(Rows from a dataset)
>> start

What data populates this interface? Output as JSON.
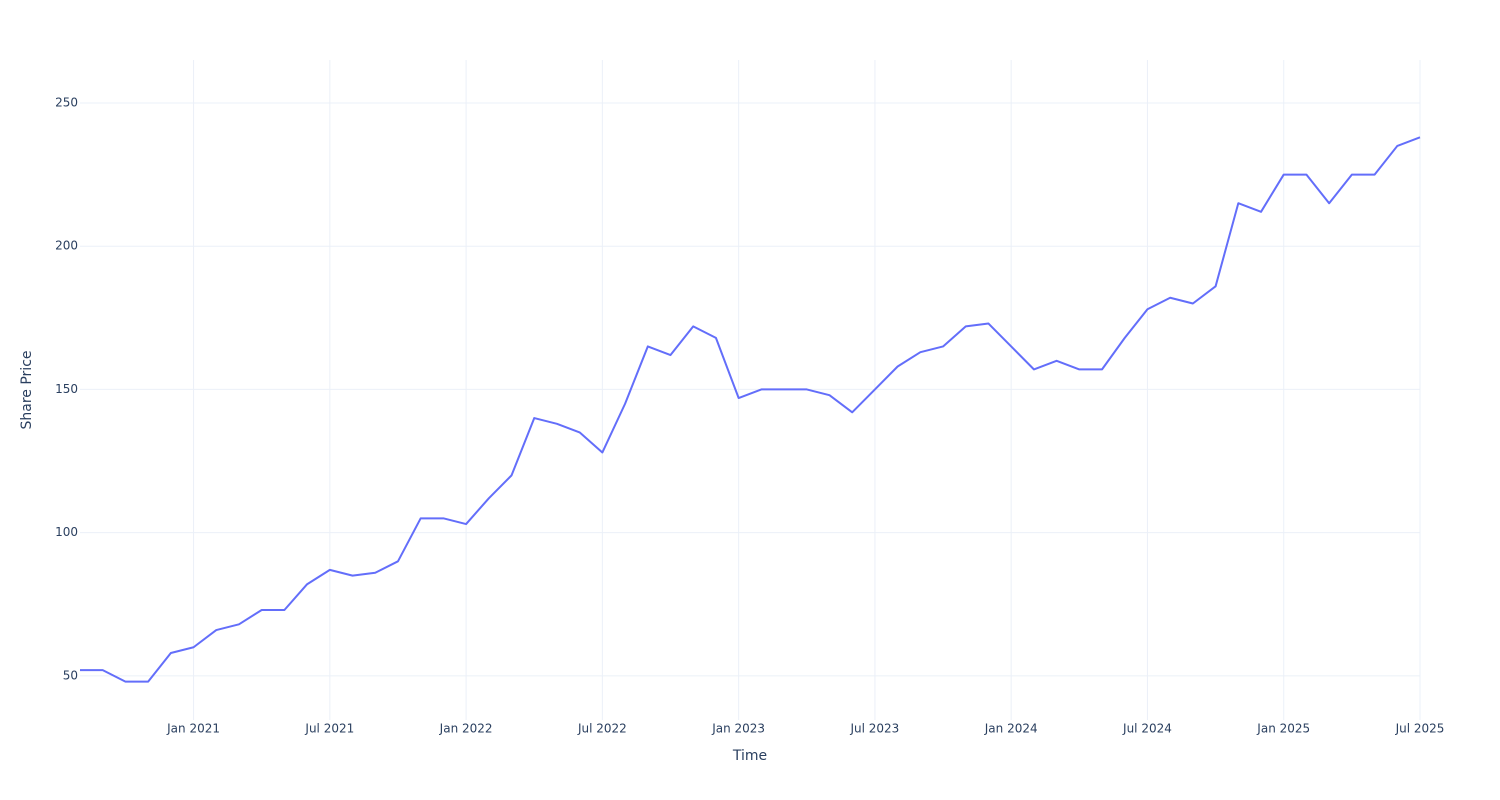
{
  "chart_data": {
    "type": "line",
    "x_label": "Time",
    "y_label": "Share Price",
    "x": [
      "2020-08",
      "2020-09",
      "2020-10",
      "2020-11",
      "2020-12",
      "2021-01",
      "2021-02",
      "2021-03",
      "2021-04",
      "2021-05",
      "2021-06",
      "2021-07",
      "2021-08",
      "2021-09",
      "2021-10",
      "2021-11",
      "2021-12",
      "2022-01",
      "2022-02",
      "2022-03",
      "2022-04",
      "2022-05",
      "2022-06",
      "2022-07",
      "2022-08",
      "2022-09",
      "2022-10",
      "2022-11",
      "2022-12",
      "2023-01",
      "2023-02",
      "2023-03",
      "2023-04",
      "2023-05",
      "2023-06",
      "2023-07",
      "2023-08",
      "2023-09",
      "2023-10",
      "2023-11",
      "2023-12",
      "2024-01",
      "2024-02",
      "2024-03",
      "2024-04",
      "2024-05",
      "2024-06",
      "2024-07",
      "2024-08",
      "2024-09",
      "2024-10",
      "2024-11",
      "2024-12",
      "2025-01",
      "2025-02",
      "2025-03",
      "2025-04",
      "2025-05",
      "2025-06",
      "2025-07"
    ],
    "series": [
      {
        "name": "Share Price",
        "color": "#636efa",
        "values": [
          52,
          52,
          48,
          48,
          58,
          60,
          66,
          68,
          73,
          73,
          82,
          87,
          85,
          86,
          90,
          105,
          105,
          103,
          112,
          120,
          140,
          138,
          135,
          128,
          145,
          165,
          162,
          172,
          168,
          147,
          150,
          150,
          150,
          148,
          142,
          150,
          158,
          163,
          165,
          172,
          173,
          165,
          157,
          160,
          157,
          157,
          168,
          178,
          182,
          180,
          186,
          215,
          212,
          225,
          225,
          215,
          225,
          225,
          235,
          238
        ]
      }
    ],
    "xlim": [
      "2020-08",
      "2025-07"
    ],
    "xticks": [
      {
        "value": "2021-01",
        "label": "Jan 2021"
      },
      {
        "value": "2021-07",
        "label": "Jul 2021"
      },
      {
        "value": "2022-01",
        "label": "Jan 2022"
      },
      {
        "value": "2022-07",
        "label": "Jul 2022"
      },
      {
        "value": "2023-01",
        "label": "Jan 2023"
      },
      {
        "value": "2023-07",
        "label": "Jul 2023"
      },
      {
        "value": "2024-01",
        "label": "Jan 2024"
      },
      {
        "value": "2024-07",
        "label": "Jul 2024"
      },
      {
        "value": "2025-01",
        "label": "Jan 2025"
      },
      {
        "value": "2025-07",
        "label": "Jul 2025"
      }
    ],
    "ylim": [
      34.6,
      265
    ],
    "yticks": [
      50,
      100,
      150,
      200,
      250
    ],
    "grid": true
  }
}
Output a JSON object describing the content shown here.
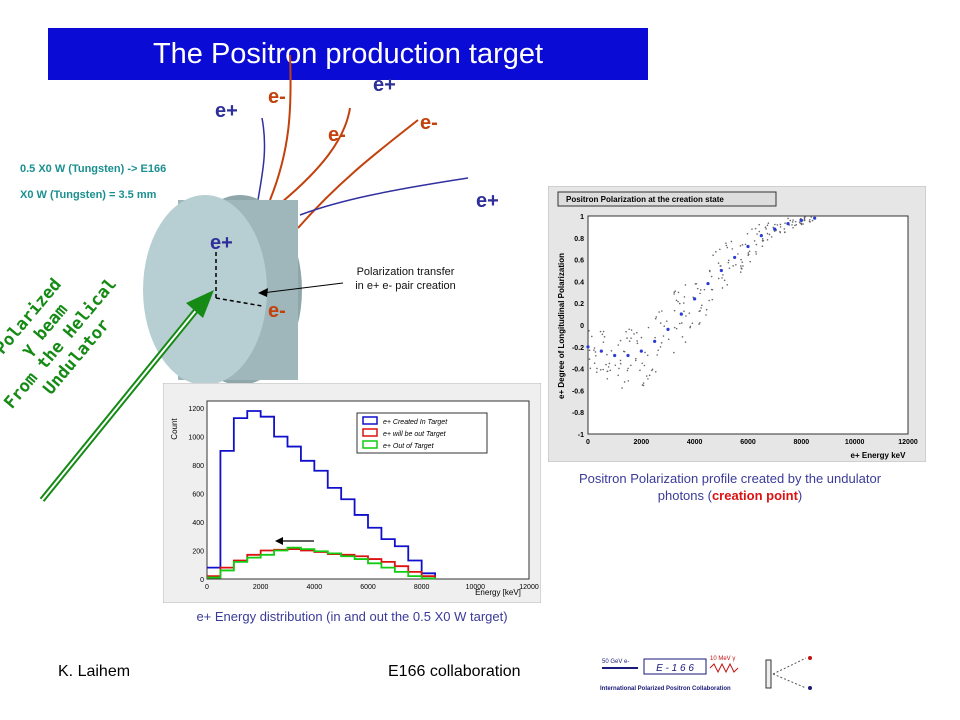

>> end

◆ **SHORT PROBLEM**: Return each line from the material above exactly, but not the pictures.

◆ **WRITTEN REPLY**:
What data populates this interface? Output as JSON.
{
  "chart_data": {
    "type": "line",
    "x_label": "Time",
    "y_label": "Share Price",
    "x": [
      "2020-08",
      "2020-09",
      "2020-10",
      "2020-11",
      "2020-12",
      "2021-01",
      "2021-02",
      "2021-03",
      "2021-04",
      "2021-05",
      "2021-06",
      "2021-07",
      "2021-08",
      "2021-09",
      "2021-10",
      "2021-11",
      "2021-12",
      "2022-01",
      "2022-02",
      "2022-03",
      "2022-04",
      "2022-05",
      "2022-06",
      "2022-07",
      "2022-08",
      "2022-09",
      "2022-10",
      "2022-11",
      "2022-12",
      "2023-01",
      "2023-02",
      "2023-03",
      "2023-04",
      "2023-05",
      "2023-06",
      "2023-07",
      "2023-08",
      "2023-09",
      "2023-10",
      "2023-11",
      "2023-12",
      "2024-01",
      "2024-02",
      "2024-03",
      "2024-04",
      "2024-05",
      "2024-06",
      "2024-07",
      "2024-08",
      "2024-09",
      "2024-10",
      "2024-11",
      "2024-12",
      "2025-01",
      "2025-02",
      "2025-03",
      "2025-04",
      "2025-05",
      "2025-06",
      "2025-07"
    ],
    "series": [
      {
        "name": "Share Price",
        "color": "#636efa",
        "values": [
          52,
          52,
          48,
          48,
          58,
          60,
          66,
          68,
          73,
          73,
          82,
          87,
          85,
          86,
          90,
          105,
          105,
          103,
          112,
          120,
          140,
          138,
          135,
          128,
          145,
          165,
          162,
          172,
          168,
          147,
          150,
          150,
          150,
          148,
          142,
          150,
          158,
          163,
          165,
          172,
          173,
          165,
          157,
          160,
          157,
          157,
          168,
          178,
          182,
          180,
          186,
          215,
          212,
          225,
          225,
          215,
          225,
          225,
          235,
          238
        ]
      }
    ],
    "xlim": [
      "2020-08",
      "2025-07"
    ],
    "xticks": [
      {
        "value": "2021-01",
        "label": "Jan 2021"
      },
      {
        "value": "2021-07",
        "label": "Jul 2021"
      },
      {
        "value": "2022-01",
        "label": "Jan 2022"
      },
      {
        "value": "2022-07",
        "label": "Jul 2022"
      },
      {
        "value": "2023-01",
        "label": "Jan 2023"
      },
      {
        "value": "2023-07",
        "label": "Jul 2023"
      },
      {
        "value": "2024-01",
        "label": "Jan 2024"
      },
      {
        "value": "2024-07",
        "label": "Jul 2024"
      },
      {
        "value": "2025-01",
        "label": "Jan 2025"
      },
      {
        "value": "2025-07",
        "label": "Jul 2025"
      }
    ],
    "ylim": [
      34.6,
      265
    ],
    "yticks": [
      50,
      100,
      150,
      200,
      250
    ],
    "grid": true
  }
}
Output a JSON object describing the content shown here.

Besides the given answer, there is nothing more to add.